* **THE PROBLEM**:
In your copy, include every line of the listing below exactly but none of the pictures.

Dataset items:
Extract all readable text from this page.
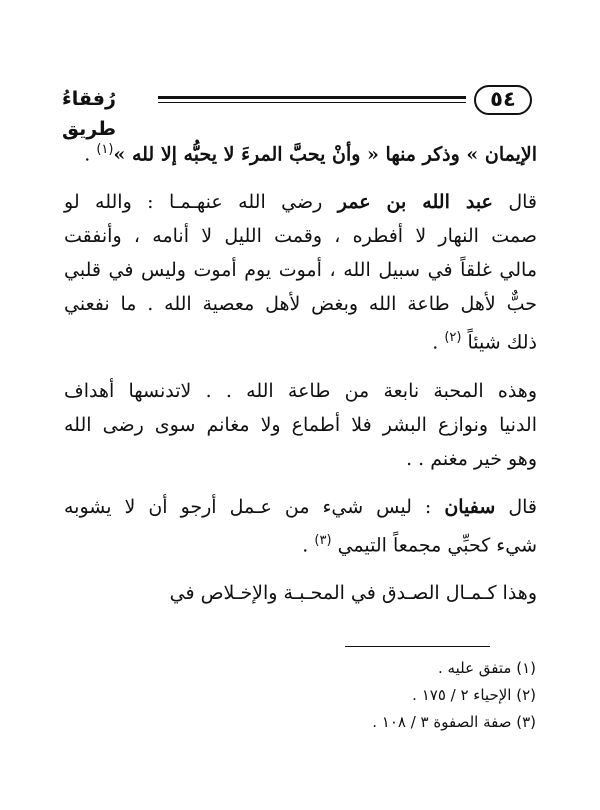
٥٤
رُفقاءُ طريق
الإيمان » وذكر منها « وأنْ يحبَّ المرءَ لا يحبُّه إلا لله »$^{(١)}$ .
قال عبد الله بن عمر رضي الله عنهـمـا : والله لو
صمت النهار لا أفطره ، وقمت الليل لا أنامه ، وأنفقت
مالي غلقاً في سبيل الله ، أموت يوم أموت وليس في قلبي
حبٌّ لأهل طاعة الله وبغض لأهل معصية الله . ما نفعني
ذلك شيئاً $^{(٢)}$ .
وهذه المحبة نابعة من طاعة الله . . لاتدنسها أهداف
الدنيا ونوازع البشر فلا أطماع ولا مغانم سوى رضى الله
وهو خير مغنم . .
قال سفيان : ليس شيء من عـمل أرجو أن لا يشوبه
شيء كحبِّي مجمعاً التيمي $^{(٣)}$ .
وهذا كـمـال الصـدق في المحـبـة والإخـلاص في
(١) متفق عليه .
(٢) الإحياء ٢ / ١٧٥ .
(٣) صفة الصفوة ٣ / ١٠٨ .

* **WRITTEN SOLUTION**:
Extract all readable text from this page.
٥٤
رُفقاءُ طريق
الإيمان » وذكر منها « وأنْ يحبَّ المرءَ لا يحبُّه إلا لله »$^{(١)}$ .
قال عبد الله بن عمر رضي الله عنهـمـا : والله لو
صمت النهار لا أفطره ، وقمت الليل لا أنامه ، وأنفقت
مالي غلقاً في سبيل الله ، أموت يوم أموت وليس في قلبي
حبٌّ لأهل طاعة الله وبغض لأهل معصية الله . ما نفعني
ذلك شيئاً $^{(٢)}$ .
وهذه المحبة نابعة من طاعة الله . . لاتدنسها أهداف
الدنيا ونوازع البشر فلا أطماع ولا مغانم سوى رضى الله
وهو خير مغنم . .
قال سفيان : ليس شيء من عـمل أرجو أن لا يشوبه
شيء كحبِّي مجمعاً التيمي $^{(٣)}$ .
وهذا كـمـال الصـدق في المحـبـة والإخـلاص في
(١) متفق عليه .
(٢) الإحياء ٢ / ١٧٥ .
(٣) صفة الصفوة ٣ / ١٠٨ .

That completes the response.